Input rows:

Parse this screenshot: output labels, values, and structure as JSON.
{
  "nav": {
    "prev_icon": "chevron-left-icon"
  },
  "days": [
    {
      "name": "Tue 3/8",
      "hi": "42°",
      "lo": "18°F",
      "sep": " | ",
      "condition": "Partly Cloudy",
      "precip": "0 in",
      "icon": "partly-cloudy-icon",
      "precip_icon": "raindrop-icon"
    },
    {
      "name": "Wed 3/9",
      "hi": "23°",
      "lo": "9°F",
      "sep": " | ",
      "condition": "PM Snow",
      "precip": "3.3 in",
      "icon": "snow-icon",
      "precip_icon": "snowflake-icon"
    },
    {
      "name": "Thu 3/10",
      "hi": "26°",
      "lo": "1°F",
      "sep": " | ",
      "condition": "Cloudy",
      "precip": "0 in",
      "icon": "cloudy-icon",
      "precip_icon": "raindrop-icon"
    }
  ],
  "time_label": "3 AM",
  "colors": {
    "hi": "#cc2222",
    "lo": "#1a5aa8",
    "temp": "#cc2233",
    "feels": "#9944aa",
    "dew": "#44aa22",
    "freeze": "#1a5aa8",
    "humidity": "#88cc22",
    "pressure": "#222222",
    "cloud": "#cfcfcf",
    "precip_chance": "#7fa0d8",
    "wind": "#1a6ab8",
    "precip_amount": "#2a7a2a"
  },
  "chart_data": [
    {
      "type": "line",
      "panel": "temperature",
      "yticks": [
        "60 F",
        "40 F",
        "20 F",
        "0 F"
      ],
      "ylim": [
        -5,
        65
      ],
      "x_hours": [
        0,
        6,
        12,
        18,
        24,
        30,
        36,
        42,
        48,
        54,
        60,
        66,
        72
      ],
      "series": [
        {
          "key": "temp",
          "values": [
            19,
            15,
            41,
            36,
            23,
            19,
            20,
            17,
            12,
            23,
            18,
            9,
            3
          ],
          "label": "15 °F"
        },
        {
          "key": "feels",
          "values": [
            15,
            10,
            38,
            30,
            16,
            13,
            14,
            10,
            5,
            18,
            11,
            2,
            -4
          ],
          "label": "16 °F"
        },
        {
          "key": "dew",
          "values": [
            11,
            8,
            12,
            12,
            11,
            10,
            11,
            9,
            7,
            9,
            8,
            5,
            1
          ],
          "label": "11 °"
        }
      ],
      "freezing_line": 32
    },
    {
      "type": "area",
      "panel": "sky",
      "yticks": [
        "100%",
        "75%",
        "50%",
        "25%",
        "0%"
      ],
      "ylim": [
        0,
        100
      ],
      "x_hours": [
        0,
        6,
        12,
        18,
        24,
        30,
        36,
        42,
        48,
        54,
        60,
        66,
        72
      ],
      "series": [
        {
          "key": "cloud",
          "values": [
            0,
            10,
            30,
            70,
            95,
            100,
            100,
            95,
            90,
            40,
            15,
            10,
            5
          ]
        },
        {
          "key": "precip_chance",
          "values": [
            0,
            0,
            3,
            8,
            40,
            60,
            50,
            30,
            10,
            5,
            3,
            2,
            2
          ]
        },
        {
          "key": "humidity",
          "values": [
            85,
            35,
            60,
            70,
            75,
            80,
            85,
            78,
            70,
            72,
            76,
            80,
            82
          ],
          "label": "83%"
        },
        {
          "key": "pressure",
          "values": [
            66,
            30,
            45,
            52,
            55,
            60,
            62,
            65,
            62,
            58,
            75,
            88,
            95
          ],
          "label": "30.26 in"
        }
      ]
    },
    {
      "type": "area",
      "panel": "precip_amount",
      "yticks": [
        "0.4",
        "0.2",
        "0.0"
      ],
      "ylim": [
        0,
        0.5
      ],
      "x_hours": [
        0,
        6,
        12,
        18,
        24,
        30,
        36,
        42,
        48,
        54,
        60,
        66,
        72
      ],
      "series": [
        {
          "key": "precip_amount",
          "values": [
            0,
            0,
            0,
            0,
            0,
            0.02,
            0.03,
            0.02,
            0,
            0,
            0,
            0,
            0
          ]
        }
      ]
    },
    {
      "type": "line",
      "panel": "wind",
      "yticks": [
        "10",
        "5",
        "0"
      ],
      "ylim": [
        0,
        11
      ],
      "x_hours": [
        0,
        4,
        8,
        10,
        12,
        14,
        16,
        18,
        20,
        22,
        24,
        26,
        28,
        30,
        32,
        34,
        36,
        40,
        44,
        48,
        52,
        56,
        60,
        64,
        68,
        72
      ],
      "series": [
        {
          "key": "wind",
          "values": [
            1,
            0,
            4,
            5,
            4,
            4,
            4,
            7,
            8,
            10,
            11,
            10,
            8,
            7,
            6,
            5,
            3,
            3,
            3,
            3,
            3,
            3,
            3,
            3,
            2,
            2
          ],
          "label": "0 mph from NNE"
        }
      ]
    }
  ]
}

Short task:
Print the material verbatim, all of it.

Full response:
Parse this screenshot: output labels, values, and structure as JSON.
{
  "nav": {
    "prev_icon": "chevron-left-icon"
  },
  "days": [
    {
      "name": "Tue 3/8",
      "hi": "42°",
      "lo": "18°F",
      "sep": " | ",
      "condition": "Partly Cloudy",
      "precip": "0 in",
      "icon": "partly-cloudy-icon",
      "precip_icon": "raindrop-icon"
    },
    {
      "name": "Wed 3/9",
      "hi": "23°",
      "lo": "9°F",
      "sep": " | ",
      "condition": "PM Snow",
      "precip": "3.3 in",
      "icon": "snow-icon",
      "precip_icon": "snowflake-icon"
    },
    {
      "name": "Thu 3/10",
      "hi": "26°",
      "lo": "1°F",
      "sep": " | ",
      "condition": "Cloudy",
      "precip": "0 in",
      "icon": "cloudy-icon",
      "precip_icon": "raindrop-icon"
    }
  ],
  "time_label": "3 AM",
  "colors": {
    "hi": "#cc2222",
    "lo": "#1a5aa8",
    "temp": "#cc2233",
    "feels": "#9944aa",
    "dew": "#44aa22",
    "freeze": "#1a5aa8",
    "humidity": "#88cc22",
    "pressure": "#222222",
    "cloud": "#cfcfcf",
    "precip_chance": "#7fa0d8",
    "wind": "#1a6ab8",
    "precip_amount": "#2a7a2a"
  },
  "chart_data": [
    {
      "type": "line",
      "panel": "temperature",
      "yticks": [
        "60 F",
        "40 F",
        "20 F",
        "0 F"
      ],
      "ylim": [
        -5,
        65
      ],
      "x_hours": [
        0,
        6,
        12,
        18,
        24,
        30,
        36,
        42,
        48,
        54,
        60,
        66,
        72
      ],
      "series": [
        {
          "key": "temp",
          "values": [
            19,
            15,
            41,
            36,
            23,
            19,
            20,
            17,
            12,
            23,
            18,
            9,
            3
          ],
          "label": "15 °F"
        },
        {
          "key": "feels",
          "values": [
            15,
            10,
            38,
            30,
            16,
            13,
            14,
            10,
            5,
            18,
            11,
            2,
            -4
          ],
          "label": "16 °F"
        },
        {
          "key": "dew",
          "values": [
            11,
            8,
            12,
            12,
            11,
            10,
            11,
            9,
            7,
            9,
            8,
            5,
            1
          ],
          "label": "11 °"
        }
      ],
      "freezing_line": 32
    },
    {
      "type": "area",
      "panel": "sky",
      "yticks": [
        "100%",
        "75%",
        "50%",
        "25%",
        "0%"
      ],
      "ylim": [
        0,
        100
      ],
      "x_hours": [
        0,
        6,
        12,
        18,
        24,
        30,
        36,
        42,
        48,
        54,
        60,
        66,
        72
      ],
      "series": [
        {
          "key": "cloud",
          "values": [
            0,
            10,
            30,
            70,
            95,
            100,
            100,
            95,
            90,
            40,
            15,
            10,
            5
          ]
        },
        {
          "key": "precip_chance",
          "values": [
            0,
            0,
            3,
            8,
            40,
            60,
            50,
            30,
            10,
            5,
            3,
            2,
            2
          ]
        },
        {
          "key": "humidity",
          "values": [
            85,
            35,
            60,
            70,
            75,
            80,
            85,
            78,
            70,
            72,
            76,
            80,
            82
          ],
          "label": "83%"
        },
        {
          "key": "pressure",
          "values": [
            66,
            30,
            45,
            52,
            55,
            60,
            62,
            65,
            62,
            58,
            75,
            88,
            95
          ],
          "label": "30.26 in"
        }
      ]
    },
    {
      "type": "area",
      "panel": "precip_amount",
      "yticks": [
        "0.4",
        "0.2",
        "0.0"
      ],
      "ylim": [
        0,
        0.5
      ],
      "x_hours": [
        0,
        6,
        12,
        18,
        24,
        30,
        36,
        42,
        48,
        54,
        60,
        66,
        72
      ],
      "series": [
        {
          "key": "precip_amount",
          "values": [
            0,
            0,
            0,
            0,
            0,
            0.02,
            0.03,
            0.02,
            0,
            0,
            0,
            0,
            0
          ]
        }
      ]
    },
    {
      "type": "line",
      "panel": "wind",
      "yticks": [
        "10",
        "5",
        "0"
      ],
      "ylim": [
        0,
        11
      ],
      "x_hours": [
        0,
        4,
        8,
        10,
        12,
        14,
        16,
        18,
        20,
        22,
        24,
        26,
        28,
        30,
        32,
        34,
        36,
        40,
        44,
        48,
        52,
        56,
        60,
        64,
        68,
        72
      ],
      "series": [
        {
          "key": "wind",
          "values": [
            1,
            0,
            4,
            5,
            4,
            4,
            4,
            7,
            8,
            10,
            11,
            10,
            8,
            7,
            6,
            5,
            3,
            3,
            3,
            3,
            3,
            3,
            3,
            3,
            2,
            2
          ],
          "label": "0 mph from NNE"
        }
      ]
    }
  ]
}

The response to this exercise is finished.